■ WHAT IS NEEDED: Produce the listing below again, exactly as shown.

Stored data:

○ ○ ○

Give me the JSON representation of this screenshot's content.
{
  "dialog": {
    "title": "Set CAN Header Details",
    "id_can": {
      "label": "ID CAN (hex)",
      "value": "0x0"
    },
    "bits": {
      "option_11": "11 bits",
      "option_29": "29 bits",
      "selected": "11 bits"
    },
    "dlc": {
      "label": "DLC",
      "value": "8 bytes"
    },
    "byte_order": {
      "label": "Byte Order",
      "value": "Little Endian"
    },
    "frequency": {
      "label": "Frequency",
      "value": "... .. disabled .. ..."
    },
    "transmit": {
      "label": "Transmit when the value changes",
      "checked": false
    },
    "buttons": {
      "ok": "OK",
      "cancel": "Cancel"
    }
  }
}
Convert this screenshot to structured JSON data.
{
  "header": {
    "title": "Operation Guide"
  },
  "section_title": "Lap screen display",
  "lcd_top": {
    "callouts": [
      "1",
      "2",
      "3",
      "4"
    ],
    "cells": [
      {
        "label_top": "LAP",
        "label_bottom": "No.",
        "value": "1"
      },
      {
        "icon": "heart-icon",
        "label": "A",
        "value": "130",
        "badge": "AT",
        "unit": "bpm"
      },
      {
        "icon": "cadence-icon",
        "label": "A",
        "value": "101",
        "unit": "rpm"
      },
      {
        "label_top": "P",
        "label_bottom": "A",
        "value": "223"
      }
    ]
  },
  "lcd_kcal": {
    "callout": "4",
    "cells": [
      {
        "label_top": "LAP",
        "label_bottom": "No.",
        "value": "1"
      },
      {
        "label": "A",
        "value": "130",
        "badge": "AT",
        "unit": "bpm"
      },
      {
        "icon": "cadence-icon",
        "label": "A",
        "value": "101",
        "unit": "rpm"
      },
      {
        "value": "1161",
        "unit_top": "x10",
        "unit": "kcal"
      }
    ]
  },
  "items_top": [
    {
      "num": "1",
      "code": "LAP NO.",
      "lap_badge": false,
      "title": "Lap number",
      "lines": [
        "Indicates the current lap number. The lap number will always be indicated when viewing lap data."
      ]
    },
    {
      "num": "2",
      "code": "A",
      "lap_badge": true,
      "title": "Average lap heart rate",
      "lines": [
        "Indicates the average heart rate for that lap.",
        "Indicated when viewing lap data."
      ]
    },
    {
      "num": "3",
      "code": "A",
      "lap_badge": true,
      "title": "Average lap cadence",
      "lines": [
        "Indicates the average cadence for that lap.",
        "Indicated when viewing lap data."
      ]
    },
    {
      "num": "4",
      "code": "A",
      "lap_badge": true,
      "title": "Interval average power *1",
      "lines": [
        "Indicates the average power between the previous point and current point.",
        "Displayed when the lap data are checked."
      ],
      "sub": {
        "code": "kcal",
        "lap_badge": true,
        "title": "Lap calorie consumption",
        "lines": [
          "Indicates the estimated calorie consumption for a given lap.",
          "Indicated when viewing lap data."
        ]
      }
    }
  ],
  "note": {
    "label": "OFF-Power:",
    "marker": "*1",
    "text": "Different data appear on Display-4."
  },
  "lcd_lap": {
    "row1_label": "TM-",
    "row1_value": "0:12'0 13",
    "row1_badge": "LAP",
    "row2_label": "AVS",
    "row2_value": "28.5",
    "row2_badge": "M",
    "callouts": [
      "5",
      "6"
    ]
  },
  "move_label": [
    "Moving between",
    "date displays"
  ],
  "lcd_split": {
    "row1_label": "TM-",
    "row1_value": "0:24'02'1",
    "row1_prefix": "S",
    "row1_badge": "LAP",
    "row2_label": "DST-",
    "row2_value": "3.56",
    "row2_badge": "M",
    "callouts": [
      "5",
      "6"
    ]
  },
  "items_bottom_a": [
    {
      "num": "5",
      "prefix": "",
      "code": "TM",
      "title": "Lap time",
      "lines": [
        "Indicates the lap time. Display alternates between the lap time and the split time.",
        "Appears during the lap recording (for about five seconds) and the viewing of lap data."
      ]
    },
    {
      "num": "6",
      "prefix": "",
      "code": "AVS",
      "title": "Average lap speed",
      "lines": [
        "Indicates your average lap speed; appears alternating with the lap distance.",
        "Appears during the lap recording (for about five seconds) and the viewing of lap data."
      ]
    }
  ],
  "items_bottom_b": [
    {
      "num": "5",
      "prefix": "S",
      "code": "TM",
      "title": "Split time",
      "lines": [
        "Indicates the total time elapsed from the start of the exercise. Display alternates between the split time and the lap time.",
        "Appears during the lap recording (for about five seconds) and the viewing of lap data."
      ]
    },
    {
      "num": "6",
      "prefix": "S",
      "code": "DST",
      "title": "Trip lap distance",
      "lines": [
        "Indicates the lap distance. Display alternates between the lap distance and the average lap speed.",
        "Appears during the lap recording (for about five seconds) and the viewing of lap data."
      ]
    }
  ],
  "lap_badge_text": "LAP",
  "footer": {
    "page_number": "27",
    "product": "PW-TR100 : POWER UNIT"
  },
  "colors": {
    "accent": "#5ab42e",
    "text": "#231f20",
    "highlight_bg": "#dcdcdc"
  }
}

○ ○ ○

■ FINISHED ANSWER:
Give me the JSON representation of this screenshot's content.
{
  "dialog": {
    "title": "Set CAN Header Details",
    "id_can": {
      "label": "ID CAN (hex)",
      "value": "0x0"
    },
    "bits": {
      "option_11": "11 bits",
      "option_29": "29 bits",
      "selected": "11 bits"
    },
    "dlc": {
      "label": "DLC",
      "value": "8 bytes"
    },
    "byte_order": {
      "label": "Byte Order",
      "value": "Little Endian"
    },
    "frequency": {
      "label": "Frequency",
      "value": "... .. disabled .. ..."
    },
    "transmit": {
      "label": "Transmit when the value changes",
      "checked": false
    },
    "buttons": {
      "ok": "OK",
      "cancel": "Cancel"
    }
  }
}
Convert this screenshot to structured JSON data.
{
  "header": {
    "title": "Operation Guide"
  },
  "section_title": "Lap screen display",
  "lcd_top": {
    "callouts": [
      "1",
      "2",
      "3",
      "4"
    ],
    "cells": [
      {
        "label_top": "LAP",
        "label_bottom": "No.",
        "value": "1"
      },
      {
        "icon": "heart-icon",
        "label": "A",
        "value": "130",
        "badge": "AT",
        "unit": "bpm"
      },
      {
        "icon": "cadence-icon",
        "label": "A",
        "value": "101",
        "unit": "rpm"
      },
      {
        "label_top": "P",
        "label_bottom": "A",
        "value": "223"
      }
    ]
  },
  "lcd_kcal": {
    "callout": "4",
    "cells": [
      {
        "label_top": "LAP",
        "label_bottom": "No.",
        "value": "1"
      },
      {
        "label": "A",
        "value": "130",
        "badge": "AT",
        "unit": "bpm"
      },
      {
        "icon": "cadence-icon",
        "label": "A",
        "value": "101",
        "unit": "rpm"
      },
      {
        "value": "1161",
        "unit_top": "x10",
        "unit": "kcal"
      }
    ]
  },
  "items_top": [
    {
      "num": "1",
      "code": "LAP NO.",
      "lap_badge": false,
      "title": "Lap number",
      "lines": [
        "Indicates the current lap number. The lap number will always be indicated when viewing lap data."
      ]
    },
    {
      "num": "2",
      "code": "A",
      "lap_badge": true,
      "title": "Average lap heart rate",
      "lines": [
        "Indicates the average heart rate for that lap.",
        "Indicated when viewing lap data."
      ]
    },
    {
      "num": "3",
      "code": "A",
      "lap_badge": true,
      "title": "Average lap cadence",
      "lines": [
        "Indicates the average cadence for that lap.",
        "Indicated when viewing lap data."
      ]
    },
    {
      "num": "4",
      "code": "A",
      "lap_badge": true,
      "title": "Interval average power *1",
      "lines": [
        "Indicates the average power between the previous point and current point.",
        "Displayed when the lap data are checked."
      ],
      "sub": {
        "code": "kcal",
        "lap_badge": true,
        "title": "Lap calorie consumption",
        "lines": [
          "Indicates the estimated calorie consumption for a given lap.",
          "Indicated when viewing lap data."
        ]
      }
    }
  ],
  "note": {
    "label": "OFF-Power:",
    "marker": "*1",
    "text": "Different data appear on Display-4."
  },
  "lcd_lap": {
    "row1_label": "TM-",
    "row1_value": "0:12'0 13",
    "row1_badge": "LAP",
    "row2_label": "AVS",
    "row2_value": "28.5",
    "row2_badge": "M",
    "callouts": [
      "5",
      "6"
    ]
  },
  "move_label": [
    "Moving between",
    "date displays"
  ],
  "lcd_split": {
    "row1_label": "TM-",
    "row1_value": "0:24'02'1",
    "row1_prefix": "S",
    "row1_badge": "LAP",
    "row2_label": "DST-",
    "row2_value": "3.56",
    "row2_badge": "M",
    "callouts": [
      "5",
      "6"
    ]
  },
  "items_bottom_a": [
    {
      "num": "5",
      "prefix": "",
      "code": "TM",
      "title": "Lap time",
      "lines": [
        "Indicates the lap time. Display alternates between the lap time and the split time.",
        "Appears during the lap recording (for about five seconds) and the viewing of lap data."
      ]
    },
    {
      "num": "6",
      "prefix": "",
      "code": "AVS",
      "title": "Average lap speed",
      "lines": [
        "Indicates your average lap speed; appears alternating with the lap distance.",
        "Appears during the lap recording (for about five seconds) and the viewing of lap data."
      ]
    }
  ],
  "items_bottom_b": [
    {
      "num": "5",
      "prefix": "S",
      "code": "TM",
      "title": "Split time",
      "lines": [
        "Indicates the total time elapsed from the start of the exercise. Display alternates between the split time and the lap time.",
        "Appears during the lap recording (for about five seconds) and the viewing of lap data."
      ]
    },
    {
      "num": "6",
      "prefix": "S",
      "code": "DST",
      "title": "Trip lap distance",
      "lines": [
        "Indicates the lap distance. Display alternates between the lap distance and the average lap speed.",
        "Appears during the lap recording (for about five seconds) and the viewing of lap data."
      ]
    }
  ],
  "lap_badge_text": "LAP",
  "footer": {
    "page_number": "27",
    "product": "PW-TR100 : POWER UNIT"
  },
  "colors": {
    "accent": "#5ab42e",
    "text": "#231f20",
    "highlight_bg": "#dcdcdc"
  }
}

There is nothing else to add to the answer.